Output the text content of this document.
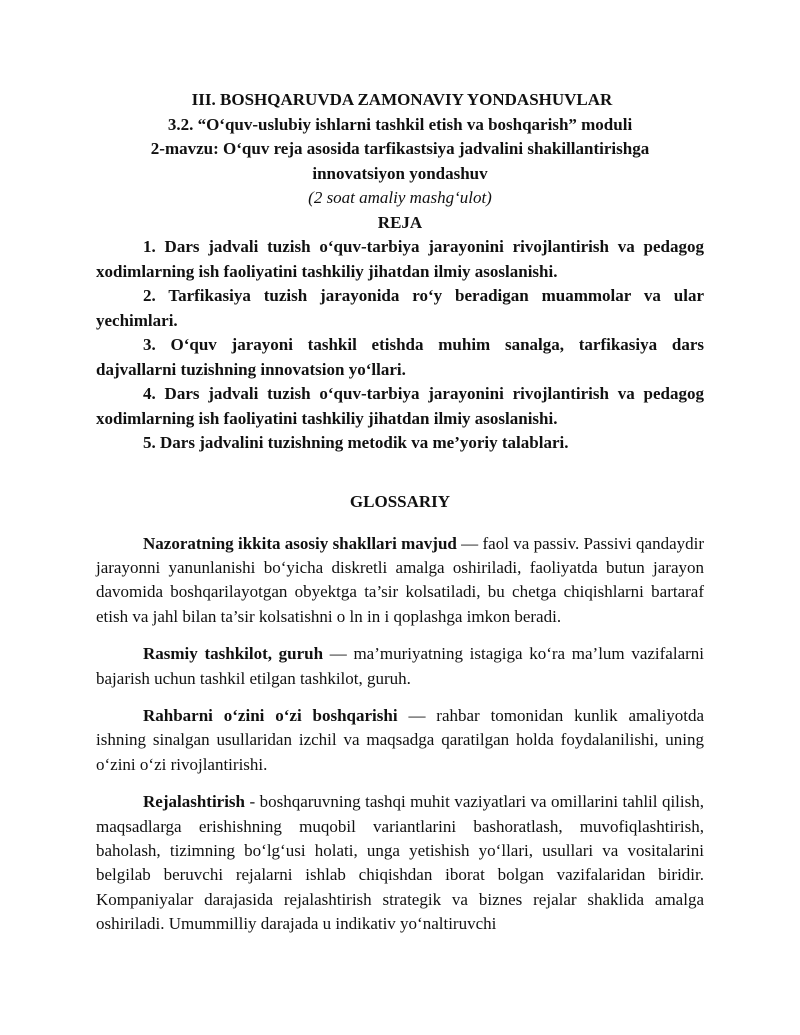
III. BOSHQARUVDA ZAMONAVIY YONDASHUVLAR
3.2. “O‘quv-uslubiy ishlarni tashkil etish va boshqarish” moduli
2-mavzu: O‘quv reja asosida tarfikastsiya jadvalini shakillantirishga
innovatsiyon yondashuv
(2 soat amaliy mashg‘ulot)
REJA

1. Dars jadvali tuzish o‘quv-tarbiya jarayonini rivojlantirish va pedagog xodimlarning ish faoliyatini tashkiliy jihatdan ilmiy asoslanishi.

2. Tarfikasiya tuzish jarayonida ro‘y beradigan muammolar va ular yechimlari.

3. O‘quv jarayoni tashkil etishda muhim sanalga, tarfikasiya dars dajvallarni tuzishning innovatsion yo‘llari.

4. Dars jadvali tuzish o‘quv-tarbiya jarayonini rivojlantirish va pedagog xodimlarning ish faoliyatini tashkiliy jihatdan ilmiy asoslanishi.

5. Dars jadvalini tuzishning metodik va me’yoriy talablari.

GLOSSARIY

Nazoratning ikkita asosiy shakllari mavjud — faol va passiv. Passivi qandaydir jarayonni yanunlanishi bo‘yicha diskretli amalga oshiriladi, faoliyatda butun jarayon davomida boshqarilayotgan obyektga ta’sir kolsatiladi, bu chetga chiqishlarni bartaraf etish va jahl bilan ta’sir kolsatishni o ln in i qoplashga imkon beradi.

Rasmiy tashkilot, guruh — ma’muriyatning istagiga ko‘ra ma’lum vazifalarni bajarish uchun tashkil etilgan tashkilot, guruh.

Rahbarni o‘zini o‘zi boshqarishi — rahbar tomonidan kunlik amaliyotda ishning sinalgan usullaridan izchil va maqsadga qaratilgan holda foydalanilishi, uning o‘zini o‘zi rivojlantirishi.

Rejalashtirish - boshqaruvning tashqi muhit vaziyatlari va omillarini tahlil qilish, maqsadlarga erishishning muqobil variantlarini bashoratlash, muvofiqlashtirish, baholash, tizimning bo‘lg‘usi holati, unga yetishish yo‘llari, usullari va vositalarini belgilab beruvchi rejalarni ishlab chiqishdan iborat bolgan vazifalaridan biridir. Kompaniyalar darajasida rejalashtirish strategik va biznes rejalar shaklida amalga oshiriladi. Umummilliy darajada u indikativ yo‘naltiruvchi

══════

■ **Prompt**: Reproduce all the entries that precede this task, word for word, minus any pictures.

■ **Expected output**:
Output the text content of this document.
III. BOSHQARUVDA ZAMONAVIY YONDASHUVLAR
3.2. “O‘quv-uslubiy ishlarni tashkil etish va boshqarish” moduli
2-mavzu: O‘quv reja asosida tarfikastsiya jadvalini shakillantirishga
innovatsiyon yondashuv
(2 soat amaliy mashg‘ulot)
REJA

1. Dars jadvali tuzish o‘quv-tarbiya jarayonini rivojlantirish va pedagog xodimlarning ish faoliyatini tashkiliy jihatdan ilmiy asoslanishi.

2. Tarfikasiya tuzish jarayonida ro‘y beradigan muammolar va ular yechimlari.

3. O‘quv jarayoni tashkil etishda muhim sanalga, tarfikasiya dars dajvallarni tuzishning innovatsion yo‘llari.

4. Dars jadvali tuzish o‘quv-tarbiya jarayonini rivojlantirish va pedagog xodimlarning ish faoliyatini tashkiliy jihatdan ilmiy asoslanishi.

5. Dars jadvalini tuzishning metodik va me’yoriy talablari.

GLOSSARIY

Nazoratning ikkita asosiy shakllari mavjud — faol va passiv. Passivi qandaydir jarayonni yanunlanishi bo‘yicha diskretli amalga oshiriladi, faoliyatda butun jarayon davomida boshqarilayotgan obyektga ta’sir kolsatiladi, bu chetga chiqishlarni bartaraf etish va jahl bilan ta’sir kolsatishni o ln in i qoplashga imkon beradi.

Rasmiy tashkilot, guruh — ma’muriyatning istagiga ko‘ra ma’lum vazifalarni bajarish uchun tashkil etilgan tashkilot, guruh.

Rahbarni o‘zini o‘zi boshqarishi — rahbar tomonidan kunlik amaliyotda ishning sinalgan usullaridan izchil va maqsadga qaratilgan holda foydalanilishi, uning o‘zini o‘zi rivojlantirishi.

Rejalashtirish - boshqaruvning tashqi muhit vaziyatlari va omillarini tahlil qilish, maqsadlarga erishishning muqobil variantlarini bashoratlash, muvofiqlashtirish, baholash, tizimning bo‘lg‘usi holati, unga yetishish yo‘llari, usullari va vositalarini belgilab beruvchi rejalarni ishlab chiqishdan iborat bolgan vazifalaridan biridir. Kompaniyalar darajasida rejalashtirish strategik va biznes rejalar shaklida amalga oshiriladi. Umummilliy darajada u indikativ yo‘naltiruvchi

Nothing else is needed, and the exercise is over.